Exercise: Identify every line in the records below that contains the word "Professor", and reproduce each one.

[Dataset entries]
■ ■ ■ ■ ■

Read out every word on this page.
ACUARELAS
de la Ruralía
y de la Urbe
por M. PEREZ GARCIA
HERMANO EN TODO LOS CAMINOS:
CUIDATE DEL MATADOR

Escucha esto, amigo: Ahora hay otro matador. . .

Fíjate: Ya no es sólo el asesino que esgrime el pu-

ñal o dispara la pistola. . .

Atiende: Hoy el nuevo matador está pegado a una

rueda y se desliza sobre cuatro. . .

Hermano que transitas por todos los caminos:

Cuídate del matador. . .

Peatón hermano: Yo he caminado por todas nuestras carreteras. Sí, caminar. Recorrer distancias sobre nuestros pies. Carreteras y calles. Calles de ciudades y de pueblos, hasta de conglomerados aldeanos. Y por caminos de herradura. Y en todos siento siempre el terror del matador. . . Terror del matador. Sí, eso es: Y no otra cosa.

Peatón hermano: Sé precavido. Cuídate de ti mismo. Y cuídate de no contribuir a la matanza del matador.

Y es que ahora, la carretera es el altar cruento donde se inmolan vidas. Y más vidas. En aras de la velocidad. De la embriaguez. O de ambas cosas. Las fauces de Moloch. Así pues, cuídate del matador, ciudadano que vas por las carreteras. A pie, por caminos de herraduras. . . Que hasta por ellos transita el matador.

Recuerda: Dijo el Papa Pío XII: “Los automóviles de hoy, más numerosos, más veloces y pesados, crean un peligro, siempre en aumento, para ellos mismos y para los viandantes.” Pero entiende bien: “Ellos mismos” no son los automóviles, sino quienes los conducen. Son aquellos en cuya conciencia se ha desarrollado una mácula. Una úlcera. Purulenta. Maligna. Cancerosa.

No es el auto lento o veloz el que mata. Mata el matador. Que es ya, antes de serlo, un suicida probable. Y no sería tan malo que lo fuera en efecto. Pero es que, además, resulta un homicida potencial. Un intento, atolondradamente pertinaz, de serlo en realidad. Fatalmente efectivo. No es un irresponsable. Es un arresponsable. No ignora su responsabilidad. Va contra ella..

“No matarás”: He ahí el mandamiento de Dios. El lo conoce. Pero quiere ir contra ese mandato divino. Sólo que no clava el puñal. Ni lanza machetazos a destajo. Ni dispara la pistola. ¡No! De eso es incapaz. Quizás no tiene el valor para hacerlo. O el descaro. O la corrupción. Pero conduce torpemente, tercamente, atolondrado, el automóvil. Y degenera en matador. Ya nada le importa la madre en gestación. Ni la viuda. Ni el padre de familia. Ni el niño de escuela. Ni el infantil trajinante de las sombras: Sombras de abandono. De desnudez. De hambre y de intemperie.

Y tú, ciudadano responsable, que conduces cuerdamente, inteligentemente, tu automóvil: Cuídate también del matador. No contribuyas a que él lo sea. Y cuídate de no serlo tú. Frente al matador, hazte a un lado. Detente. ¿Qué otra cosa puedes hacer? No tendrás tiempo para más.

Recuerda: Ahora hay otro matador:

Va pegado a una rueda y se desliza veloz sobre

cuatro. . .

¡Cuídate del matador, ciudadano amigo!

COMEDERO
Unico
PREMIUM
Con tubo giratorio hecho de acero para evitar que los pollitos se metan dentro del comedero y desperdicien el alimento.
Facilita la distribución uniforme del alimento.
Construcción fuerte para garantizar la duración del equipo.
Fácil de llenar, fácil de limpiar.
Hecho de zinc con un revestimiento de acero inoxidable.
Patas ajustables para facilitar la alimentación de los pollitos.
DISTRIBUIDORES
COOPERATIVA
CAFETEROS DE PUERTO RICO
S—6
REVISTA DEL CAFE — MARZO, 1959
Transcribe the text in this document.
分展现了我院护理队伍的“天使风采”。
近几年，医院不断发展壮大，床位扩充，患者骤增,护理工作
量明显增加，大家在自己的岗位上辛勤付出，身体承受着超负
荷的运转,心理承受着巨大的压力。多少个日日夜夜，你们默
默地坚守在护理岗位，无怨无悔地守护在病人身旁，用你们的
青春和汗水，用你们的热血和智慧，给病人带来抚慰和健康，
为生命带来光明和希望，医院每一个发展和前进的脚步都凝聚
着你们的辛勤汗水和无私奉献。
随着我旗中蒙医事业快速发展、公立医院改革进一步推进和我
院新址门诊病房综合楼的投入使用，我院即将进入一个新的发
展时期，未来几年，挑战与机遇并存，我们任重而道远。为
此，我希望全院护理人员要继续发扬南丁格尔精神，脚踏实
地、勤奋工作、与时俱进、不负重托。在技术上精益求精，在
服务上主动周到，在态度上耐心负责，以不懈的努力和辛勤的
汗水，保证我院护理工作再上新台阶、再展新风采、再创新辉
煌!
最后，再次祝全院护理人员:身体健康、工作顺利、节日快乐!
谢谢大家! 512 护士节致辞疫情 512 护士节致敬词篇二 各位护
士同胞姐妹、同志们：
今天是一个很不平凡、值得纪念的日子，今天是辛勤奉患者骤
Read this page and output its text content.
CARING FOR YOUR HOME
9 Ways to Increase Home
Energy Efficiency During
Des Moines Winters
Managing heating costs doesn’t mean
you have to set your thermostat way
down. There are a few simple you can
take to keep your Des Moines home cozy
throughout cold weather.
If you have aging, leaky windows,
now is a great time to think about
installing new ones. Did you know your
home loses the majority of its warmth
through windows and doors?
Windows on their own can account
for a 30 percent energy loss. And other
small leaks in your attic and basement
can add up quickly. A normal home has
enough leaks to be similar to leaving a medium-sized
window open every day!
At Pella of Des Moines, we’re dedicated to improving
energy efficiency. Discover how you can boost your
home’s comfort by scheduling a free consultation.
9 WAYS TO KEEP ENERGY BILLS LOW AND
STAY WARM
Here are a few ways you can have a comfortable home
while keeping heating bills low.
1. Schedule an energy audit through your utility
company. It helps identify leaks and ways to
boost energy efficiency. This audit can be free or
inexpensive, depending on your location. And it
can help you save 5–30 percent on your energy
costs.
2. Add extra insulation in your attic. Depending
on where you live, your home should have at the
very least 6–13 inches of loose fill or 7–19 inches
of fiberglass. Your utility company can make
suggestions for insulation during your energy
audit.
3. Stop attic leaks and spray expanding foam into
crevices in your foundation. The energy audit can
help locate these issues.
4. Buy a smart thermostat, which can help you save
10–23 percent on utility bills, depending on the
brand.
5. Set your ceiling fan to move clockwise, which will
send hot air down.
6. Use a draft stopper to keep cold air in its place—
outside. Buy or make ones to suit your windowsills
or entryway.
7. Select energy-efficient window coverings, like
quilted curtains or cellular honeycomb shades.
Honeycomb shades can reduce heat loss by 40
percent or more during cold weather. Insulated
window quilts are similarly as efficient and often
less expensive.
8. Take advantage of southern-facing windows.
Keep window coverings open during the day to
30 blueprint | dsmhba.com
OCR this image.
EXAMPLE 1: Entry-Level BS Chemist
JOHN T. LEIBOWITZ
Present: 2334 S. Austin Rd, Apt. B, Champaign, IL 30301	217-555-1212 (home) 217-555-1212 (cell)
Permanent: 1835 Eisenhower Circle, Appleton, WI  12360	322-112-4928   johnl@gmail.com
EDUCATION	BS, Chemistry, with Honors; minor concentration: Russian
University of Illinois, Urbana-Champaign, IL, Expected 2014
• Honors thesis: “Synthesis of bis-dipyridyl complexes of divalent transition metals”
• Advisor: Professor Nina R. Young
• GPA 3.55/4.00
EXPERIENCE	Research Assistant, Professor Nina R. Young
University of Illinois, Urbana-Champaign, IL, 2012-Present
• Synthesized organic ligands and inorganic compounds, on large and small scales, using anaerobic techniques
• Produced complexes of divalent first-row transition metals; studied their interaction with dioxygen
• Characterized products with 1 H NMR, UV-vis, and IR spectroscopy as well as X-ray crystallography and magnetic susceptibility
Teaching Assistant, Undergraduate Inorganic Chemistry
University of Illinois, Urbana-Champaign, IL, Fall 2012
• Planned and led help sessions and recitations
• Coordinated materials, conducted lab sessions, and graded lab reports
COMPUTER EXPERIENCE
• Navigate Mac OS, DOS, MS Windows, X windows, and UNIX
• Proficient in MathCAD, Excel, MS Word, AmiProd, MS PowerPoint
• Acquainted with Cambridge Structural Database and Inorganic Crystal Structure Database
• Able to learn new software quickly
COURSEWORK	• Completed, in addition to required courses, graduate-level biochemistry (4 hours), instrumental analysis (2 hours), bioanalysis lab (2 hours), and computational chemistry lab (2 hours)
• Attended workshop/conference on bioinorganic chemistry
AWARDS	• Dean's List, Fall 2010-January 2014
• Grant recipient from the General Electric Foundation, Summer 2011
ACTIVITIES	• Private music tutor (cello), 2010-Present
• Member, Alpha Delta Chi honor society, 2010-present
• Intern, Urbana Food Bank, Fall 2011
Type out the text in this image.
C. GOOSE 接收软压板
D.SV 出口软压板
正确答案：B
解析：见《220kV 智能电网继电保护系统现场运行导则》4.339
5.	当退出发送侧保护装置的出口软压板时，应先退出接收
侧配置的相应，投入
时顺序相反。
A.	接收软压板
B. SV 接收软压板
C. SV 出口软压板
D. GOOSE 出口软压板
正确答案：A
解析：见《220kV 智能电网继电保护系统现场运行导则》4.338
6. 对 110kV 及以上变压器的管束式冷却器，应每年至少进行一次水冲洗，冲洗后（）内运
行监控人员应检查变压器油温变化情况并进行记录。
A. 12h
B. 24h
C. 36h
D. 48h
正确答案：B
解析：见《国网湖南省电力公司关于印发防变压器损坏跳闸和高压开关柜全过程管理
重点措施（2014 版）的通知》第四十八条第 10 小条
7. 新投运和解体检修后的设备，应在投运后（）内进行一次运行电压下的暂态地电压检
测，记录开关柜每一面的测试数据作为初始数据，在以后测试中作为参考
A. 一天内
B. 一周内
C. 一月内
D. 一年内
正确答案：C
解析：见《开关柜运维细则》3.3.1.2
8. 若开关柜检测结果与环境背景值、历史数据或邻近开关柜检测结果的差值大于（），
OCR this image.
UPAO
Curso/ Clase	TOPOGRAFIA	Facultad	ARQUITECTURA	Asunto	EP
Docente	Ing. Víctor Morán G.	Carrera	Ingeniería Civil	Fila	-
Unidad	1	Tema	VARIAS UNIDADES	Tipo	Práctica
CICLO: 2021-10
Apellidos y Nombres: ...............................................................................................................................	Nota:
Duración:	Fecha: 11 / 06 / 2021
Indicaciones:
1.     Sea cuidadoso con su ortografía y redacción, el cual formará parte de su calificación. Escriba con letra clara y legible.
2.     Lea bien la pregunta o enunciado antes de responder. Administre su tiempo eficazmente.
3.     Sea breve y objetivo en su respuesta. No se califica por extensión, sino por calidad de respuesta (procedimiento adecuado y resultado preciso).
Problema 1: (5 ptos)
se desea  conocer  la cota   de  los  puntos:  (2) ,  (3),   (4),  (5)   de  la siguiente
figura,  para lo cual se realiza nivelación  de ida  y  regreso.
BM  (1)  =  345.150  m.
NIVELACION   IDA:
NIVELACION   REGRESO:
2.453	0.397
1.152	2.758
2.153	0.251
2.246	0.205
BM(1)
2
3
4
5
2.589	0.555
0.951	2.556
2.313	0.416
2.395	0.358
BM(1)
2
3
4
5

■ ■ ■ ■ ■

Exercise response:
• Advisor: Professor Nina R. Young
EXPERIENCE	Research Assistant, Professor Nina R. Young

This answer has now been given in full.